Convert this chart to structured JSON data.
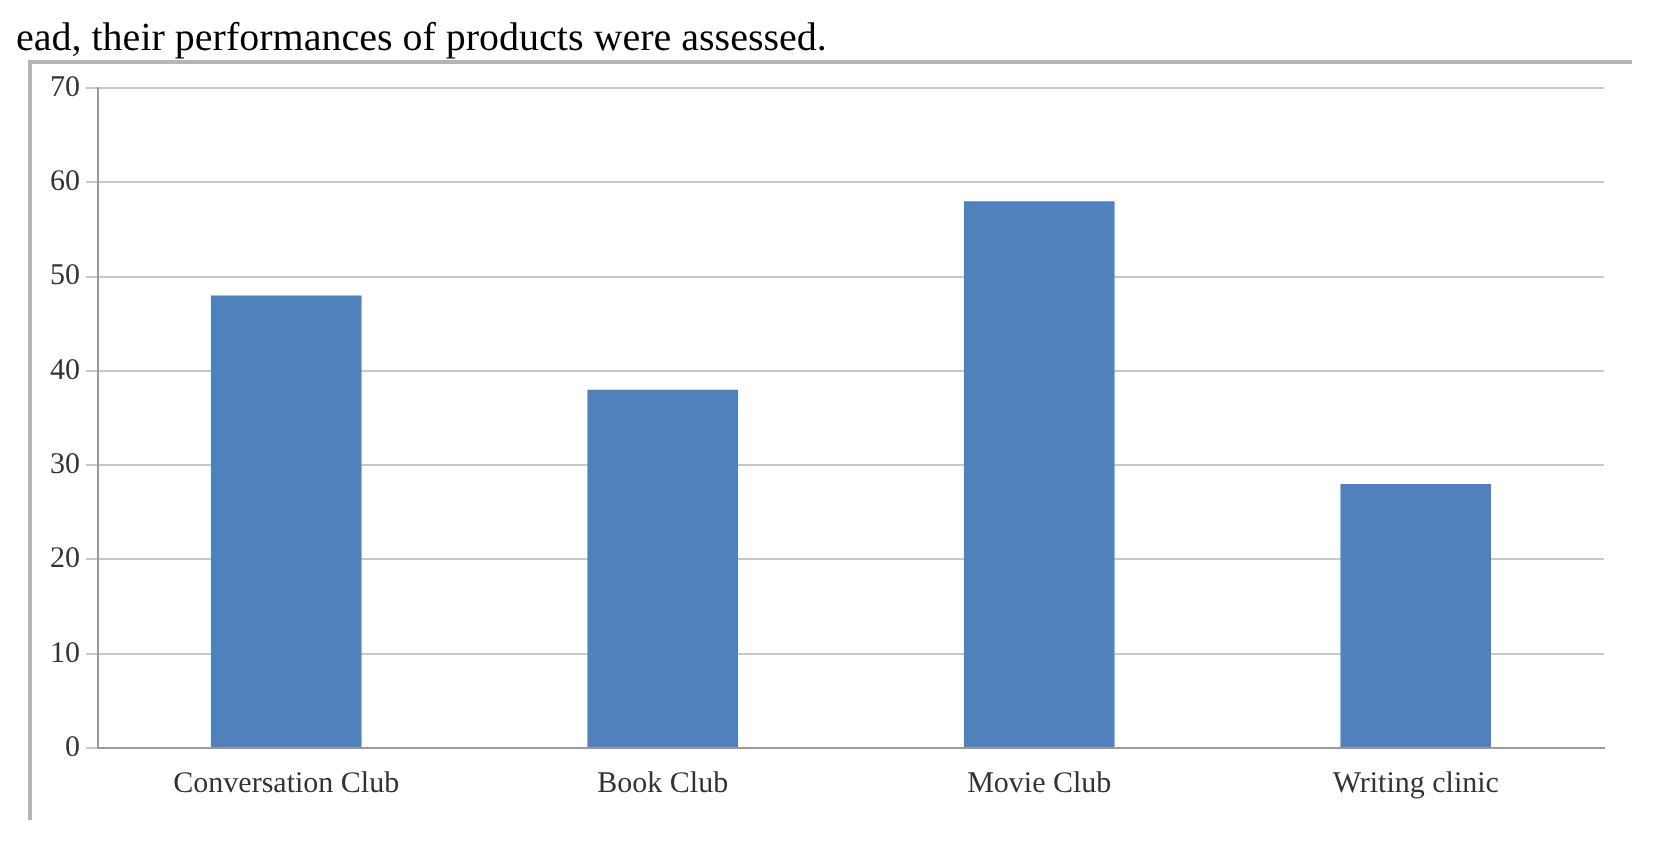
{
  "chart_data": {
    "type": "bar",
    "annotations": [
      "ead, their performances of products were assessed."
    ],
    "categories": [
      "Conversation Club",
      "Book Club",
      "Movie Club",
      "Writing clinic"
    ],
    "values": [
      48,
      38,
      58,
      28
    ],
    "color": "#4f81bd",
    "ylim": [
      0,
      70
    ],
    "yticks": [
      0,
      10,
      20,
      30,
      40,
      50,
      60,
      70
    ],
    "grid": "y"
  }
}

:::

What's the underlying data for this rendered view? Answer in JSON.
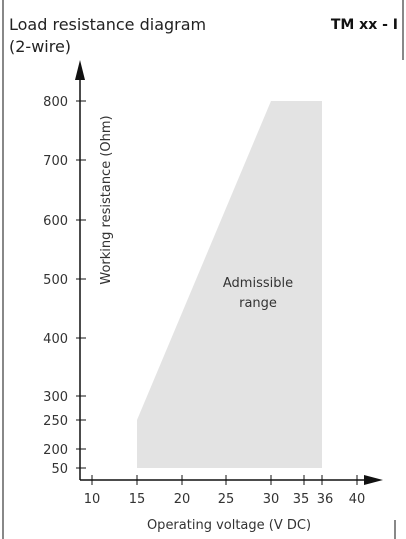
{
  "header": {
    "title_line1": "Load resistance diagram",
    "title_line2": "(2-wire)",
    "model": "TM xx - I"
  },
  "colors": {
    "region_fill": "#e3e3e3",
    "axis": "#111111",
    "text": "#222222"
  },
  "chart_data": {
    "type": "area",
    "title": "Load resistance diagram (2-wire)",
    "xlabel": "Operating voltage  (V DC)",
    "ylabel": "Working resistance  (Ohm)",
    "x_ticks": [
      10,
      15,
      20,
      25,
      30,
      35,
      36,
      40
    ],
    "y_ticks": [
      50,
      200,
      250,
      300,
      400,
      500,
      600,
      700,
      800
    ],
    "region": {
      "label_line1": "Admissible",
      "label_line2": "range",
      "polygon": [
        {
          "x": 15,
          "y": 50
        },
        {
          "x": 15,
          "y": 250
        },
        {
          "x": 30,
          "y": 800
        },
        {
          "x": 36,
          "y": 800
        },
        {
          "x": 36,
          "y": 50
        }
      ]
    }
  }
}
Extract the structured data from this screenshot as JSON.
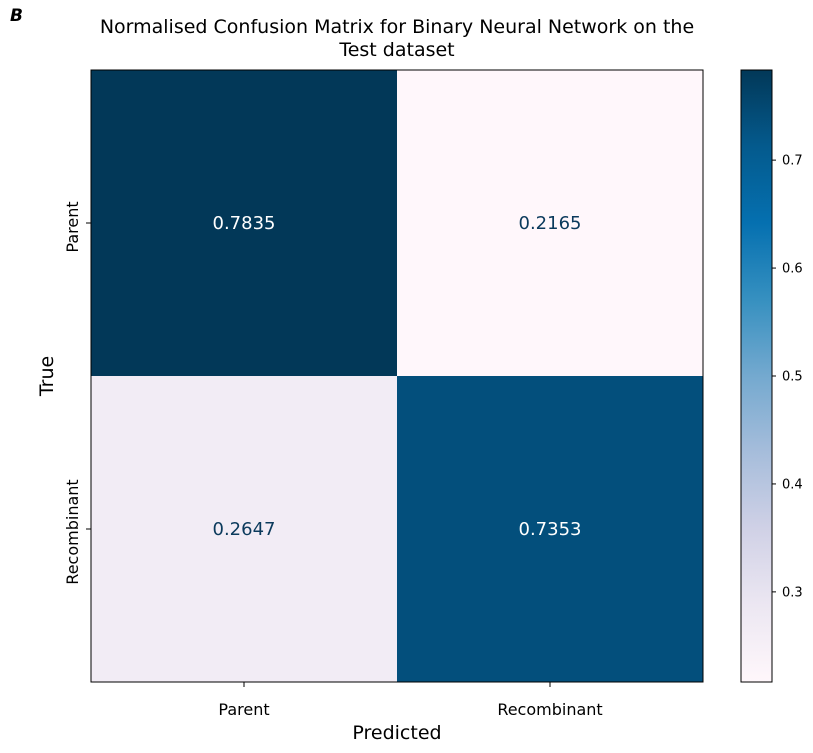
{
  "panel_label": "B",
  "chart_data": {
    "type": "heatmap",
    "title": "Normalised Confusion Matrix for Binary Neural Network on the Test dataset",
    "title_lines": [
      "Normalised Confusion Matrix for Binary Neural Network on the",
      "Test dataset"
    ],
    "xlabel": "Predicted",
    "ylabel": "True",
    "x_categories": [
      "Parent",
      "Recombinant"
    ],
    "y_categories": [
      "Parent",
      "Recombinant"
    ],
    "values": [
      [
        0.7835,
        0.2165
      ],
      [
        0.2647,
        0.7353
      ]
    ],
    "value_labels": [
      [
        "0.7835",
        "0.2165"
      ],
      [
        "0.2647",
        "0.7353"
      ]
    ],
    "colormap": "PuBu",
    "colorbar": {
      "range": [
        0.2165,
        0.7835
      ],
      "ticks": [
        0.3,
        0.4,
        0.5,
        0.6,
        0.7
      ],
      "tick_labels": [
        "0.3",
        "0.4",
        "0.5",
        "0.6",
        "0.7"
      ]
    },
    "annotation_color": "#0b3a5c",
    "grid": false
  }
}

:::

Work to complete
Show all lines from the data above in which the word "ylabel" appears.

Answer to this exercise
    "ylabel": "Working resistance  (Ohm)",
    "ylabel": "True",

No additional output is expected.